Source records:
○ ○ ○ ○ ○ ○ ○

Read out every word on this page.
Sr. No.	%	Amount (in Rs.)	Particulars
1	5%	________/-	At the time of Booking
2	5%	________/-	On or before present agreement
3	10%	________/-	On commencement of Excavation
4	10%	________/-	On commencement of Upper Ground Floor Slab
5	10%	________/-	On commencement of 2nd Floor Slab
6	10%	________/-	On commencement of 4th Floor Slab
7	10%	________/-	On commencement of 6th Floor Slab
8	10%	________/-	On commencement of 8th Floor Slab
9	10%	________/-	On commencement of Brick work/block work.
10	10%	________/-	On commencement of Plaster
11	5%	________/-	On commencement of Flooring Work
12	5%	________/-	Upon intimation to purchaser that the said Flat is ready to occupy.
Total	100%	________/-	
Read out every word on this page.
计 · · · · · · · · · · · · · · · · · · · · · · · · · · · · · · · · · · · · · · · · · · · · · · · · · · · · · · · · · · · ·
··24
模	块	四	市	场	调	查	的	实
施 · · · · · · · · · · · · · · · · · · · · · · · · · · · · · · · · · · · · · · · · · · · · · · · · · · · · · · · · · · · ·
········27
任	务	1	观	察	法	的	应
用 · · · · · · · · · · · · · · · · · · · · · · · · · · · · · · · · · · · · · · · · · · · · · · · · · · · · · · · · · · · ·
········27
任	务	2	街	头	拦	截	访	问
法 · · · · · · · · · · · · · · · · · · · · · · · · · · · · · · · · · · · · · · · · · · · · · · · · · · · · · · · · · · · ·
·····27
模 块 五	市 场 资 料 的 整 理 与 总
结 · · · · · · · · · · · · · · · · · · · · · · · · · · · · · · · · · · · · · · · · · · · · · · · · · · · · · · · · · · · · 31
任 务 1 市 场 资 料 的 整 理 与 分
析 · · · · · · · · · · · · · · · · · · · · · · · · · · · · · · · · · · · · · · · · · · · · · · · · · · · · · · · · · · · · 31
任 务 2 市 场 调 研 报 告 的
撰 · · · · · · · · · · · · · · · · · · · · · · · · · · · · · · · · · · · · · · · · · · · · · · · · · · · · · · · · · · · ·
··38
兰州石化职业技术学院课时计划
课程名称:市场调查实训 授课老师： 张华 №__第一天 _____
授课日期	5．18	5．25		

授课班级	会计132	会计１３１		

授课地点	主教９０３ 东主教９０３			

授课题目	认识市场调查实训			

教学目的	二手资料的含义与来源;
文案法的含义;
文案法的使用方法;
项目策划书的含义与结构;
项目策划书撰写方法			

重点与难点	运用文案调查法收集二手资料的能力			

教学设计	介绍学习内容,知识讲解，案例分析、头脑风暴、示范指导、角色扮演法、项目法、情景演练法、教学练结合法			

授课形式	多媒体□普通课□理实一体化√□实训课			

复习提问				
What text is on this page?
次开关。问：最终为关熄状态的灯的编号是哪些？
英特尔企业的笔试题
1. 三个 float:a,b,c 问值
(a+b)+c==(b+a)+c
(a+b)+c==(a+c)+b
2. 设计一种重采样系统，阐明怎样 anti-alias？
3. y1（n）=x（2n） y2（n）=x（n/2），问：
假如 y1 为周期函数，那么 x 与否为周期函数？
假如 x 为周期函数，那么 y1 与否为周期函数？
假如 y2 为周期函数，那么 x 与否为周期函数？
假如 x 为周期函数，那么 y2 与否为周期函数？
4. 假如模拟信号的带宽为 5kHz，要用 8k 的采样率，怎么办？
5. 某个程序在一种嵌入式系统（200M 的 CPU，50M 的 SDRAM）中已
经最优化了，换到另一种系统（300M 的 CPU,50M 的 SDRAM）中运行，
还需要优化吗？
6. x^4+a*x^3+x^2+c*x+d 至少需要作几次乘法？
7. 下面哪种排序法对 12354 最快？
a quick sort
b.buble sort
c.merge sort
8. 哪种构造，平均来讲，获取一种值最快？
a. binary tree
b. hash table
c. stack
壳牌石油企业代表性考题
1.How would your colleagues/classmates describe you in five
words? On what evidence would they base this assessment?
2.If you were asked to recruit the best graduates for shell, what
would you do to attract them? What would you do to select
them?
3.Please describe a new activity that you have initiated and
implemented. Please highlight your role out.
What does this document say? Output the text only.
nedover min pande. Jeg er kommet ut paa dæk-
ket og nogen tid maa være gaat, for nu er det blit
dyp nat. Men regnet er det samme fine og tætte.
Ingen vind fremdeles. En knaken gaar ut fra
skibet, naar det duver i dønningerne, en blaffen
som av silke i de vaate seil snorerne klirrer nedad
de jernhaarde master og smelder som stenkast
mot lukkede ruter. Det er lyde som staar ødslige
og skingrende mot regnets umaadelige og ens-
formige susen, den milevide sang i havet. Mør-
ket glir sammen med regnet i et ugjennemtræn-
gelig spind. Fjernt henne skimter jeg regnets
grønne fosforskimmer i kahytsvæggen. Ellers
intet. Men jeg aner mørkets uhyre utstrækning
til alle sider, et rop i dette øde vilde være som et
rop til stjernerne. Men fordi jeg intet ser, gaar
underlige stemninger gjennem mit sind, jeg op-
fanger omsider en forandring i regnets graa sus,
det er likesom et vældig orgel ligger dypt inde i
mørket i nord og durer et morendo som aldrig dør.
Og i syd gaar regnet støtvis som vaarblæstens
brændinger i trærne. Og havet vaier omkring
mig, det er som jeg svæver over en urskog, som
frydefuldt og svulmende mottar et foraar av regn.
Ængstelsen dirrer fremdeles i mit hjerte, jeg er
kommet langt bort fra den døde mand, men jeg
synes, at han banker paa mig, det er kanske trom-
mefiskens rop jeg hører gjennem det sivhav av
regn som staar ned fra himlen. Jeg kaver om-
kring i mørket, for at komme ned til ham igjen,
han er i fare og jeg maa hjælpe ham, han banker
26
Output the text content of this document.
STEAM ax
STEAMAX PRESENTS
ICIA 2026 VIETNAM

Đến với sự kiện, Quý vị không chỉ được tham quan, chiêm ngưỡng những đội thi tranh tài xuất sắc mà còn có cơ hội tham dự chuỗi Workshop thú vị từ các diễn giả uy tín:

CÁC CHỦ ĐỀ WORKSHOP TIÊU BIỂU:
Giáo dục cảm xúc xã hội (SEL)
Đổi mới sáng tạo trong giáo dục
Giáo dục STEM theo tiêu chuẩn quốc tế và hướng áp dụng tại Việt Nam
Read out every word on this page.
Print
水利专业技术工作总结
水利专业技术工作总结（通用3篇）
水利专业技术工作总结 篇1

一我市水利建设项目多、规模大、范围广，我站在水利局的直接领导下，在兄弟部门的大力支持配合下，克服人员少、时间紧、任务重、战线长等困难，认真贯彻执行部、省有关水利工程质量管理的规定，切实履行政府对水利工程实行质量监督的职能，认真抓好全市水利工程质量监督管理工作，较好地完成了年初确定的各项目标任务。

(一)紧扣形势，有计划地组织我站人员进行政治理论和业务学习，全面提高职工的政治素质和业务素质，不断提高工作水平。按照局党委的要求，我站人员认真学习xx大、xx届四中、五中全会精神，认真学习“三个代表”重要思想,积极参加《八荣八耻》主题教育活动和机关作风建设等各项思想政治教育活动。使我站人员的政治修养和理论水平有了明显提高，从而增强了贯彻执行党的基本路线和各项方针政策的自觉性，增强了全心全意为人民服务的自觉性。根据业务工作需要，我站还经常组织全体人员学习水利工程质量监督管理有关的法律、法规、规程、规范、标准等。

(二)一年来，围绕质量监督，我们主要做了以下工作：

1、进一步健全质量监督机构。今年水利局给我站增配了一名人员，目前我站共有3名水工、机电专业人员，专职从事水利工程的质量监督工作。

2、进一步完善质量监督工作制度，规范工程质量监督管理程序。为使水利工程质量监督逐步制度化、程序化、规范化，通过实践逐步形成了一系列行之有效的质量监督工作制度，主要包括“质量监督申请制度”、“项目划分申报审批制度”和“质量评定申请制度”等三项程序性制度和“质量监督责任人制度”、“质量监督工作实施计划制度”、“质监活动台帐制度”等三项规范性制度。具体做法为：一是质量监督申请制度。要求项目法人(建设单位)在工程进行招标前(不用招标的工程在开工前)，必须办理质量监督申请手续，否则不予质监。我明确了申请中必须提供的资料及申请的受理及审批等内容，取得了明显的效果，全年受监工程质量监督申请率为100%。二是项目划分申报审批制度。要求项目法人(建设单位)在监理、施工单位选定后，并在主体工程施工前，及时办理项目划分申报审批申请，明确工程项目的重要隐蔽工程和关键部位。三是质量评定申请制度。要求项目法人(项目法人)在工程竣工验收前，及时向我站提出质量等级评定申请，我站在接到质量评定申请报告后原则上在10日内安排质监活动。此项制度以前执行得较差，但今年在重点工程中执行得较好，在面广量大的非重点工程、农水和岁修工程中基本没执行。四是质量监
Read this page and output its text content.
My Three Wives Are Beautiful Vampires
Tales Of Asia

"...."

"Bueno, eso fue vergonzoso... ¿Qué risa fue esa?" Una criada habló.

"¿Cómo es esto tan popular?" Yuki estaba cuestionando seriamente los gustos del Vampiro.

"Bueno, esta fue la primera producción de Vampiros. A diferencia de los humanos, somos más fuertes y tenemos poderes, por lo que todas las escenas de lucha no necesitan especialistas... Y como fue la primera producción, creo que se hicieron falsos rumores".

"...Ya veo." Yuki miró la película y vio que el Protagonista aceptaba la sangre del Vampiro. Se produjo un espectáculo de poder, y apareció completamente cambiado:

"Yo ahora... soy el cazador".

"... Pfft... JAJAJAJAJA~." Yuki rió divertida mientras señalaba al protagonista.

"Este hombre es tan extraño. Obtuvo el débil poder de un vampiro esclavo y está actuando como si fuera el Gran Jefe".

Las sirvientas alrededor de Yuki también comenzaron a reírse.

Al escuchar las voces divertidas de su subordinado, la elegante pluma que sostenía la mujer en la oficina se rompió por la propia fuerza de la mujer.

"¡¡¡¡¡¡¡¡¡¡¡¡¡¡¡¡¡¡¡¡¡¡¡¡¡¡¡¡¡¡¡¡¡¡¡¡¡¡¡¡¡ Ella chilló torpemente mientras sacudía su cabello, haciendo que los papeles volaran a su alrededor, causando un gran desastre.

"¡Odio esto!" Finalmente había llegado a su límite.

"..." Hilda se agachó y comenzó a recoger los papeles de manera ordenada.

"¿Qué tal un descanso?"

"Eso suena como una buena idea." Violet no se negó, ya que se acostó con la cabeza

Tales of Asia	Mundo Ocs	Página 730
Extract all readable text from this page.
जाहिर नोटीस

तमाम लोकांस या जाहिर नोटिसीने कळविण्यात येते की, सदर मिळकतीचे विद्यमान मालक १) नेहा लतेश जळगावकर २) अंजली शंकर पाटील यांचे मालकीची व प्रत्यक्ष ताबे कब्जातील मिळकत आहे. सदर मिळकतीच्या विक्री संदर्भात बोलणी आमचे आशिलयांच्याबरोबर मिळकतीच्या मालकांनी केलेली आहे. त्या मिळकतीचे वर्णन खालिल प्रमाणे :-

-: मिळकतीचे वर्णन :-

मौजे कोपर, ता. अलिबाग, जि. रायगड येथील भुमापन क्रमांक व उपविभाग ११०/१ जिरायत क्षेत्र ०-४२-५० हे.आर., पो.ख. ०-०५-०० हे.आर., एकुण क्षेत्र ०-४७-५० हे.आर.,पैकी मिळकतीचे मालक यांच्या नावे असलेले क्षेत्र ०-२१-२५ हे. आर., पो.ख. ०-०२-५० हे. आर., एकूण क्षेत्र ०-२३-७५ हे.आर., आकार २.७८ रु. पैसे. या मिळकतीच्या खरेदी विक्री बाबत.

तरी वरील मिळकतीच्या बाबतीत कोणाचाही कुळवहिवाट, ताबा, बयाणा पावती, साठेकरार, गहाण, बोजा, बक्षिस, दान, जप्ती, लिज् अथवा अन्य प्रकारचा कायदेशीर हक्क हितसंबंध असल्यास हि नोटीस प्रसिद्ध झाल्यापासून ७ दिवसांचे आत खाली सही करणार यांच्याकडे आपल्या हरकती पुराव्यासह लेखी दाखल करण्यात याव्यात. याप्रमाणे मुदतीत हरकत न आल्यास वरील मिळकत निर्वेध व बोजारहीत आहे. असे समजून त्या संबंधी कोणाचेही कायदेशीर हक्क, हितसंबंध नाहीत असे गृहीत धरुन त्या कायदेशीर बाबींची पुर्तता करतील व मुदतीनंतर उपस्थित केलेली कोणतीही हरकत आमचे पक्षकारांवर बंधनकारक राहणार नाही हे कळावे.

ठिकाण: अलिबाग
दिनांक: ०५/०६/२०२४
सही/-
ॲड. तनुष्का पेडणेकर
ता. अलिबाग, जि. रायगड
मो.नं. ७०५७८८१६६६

○ ○ ○ ○ ○ ○ ○

What is required: Say how many lines of the listing above contain "Tales", with no other words.

Response below: 2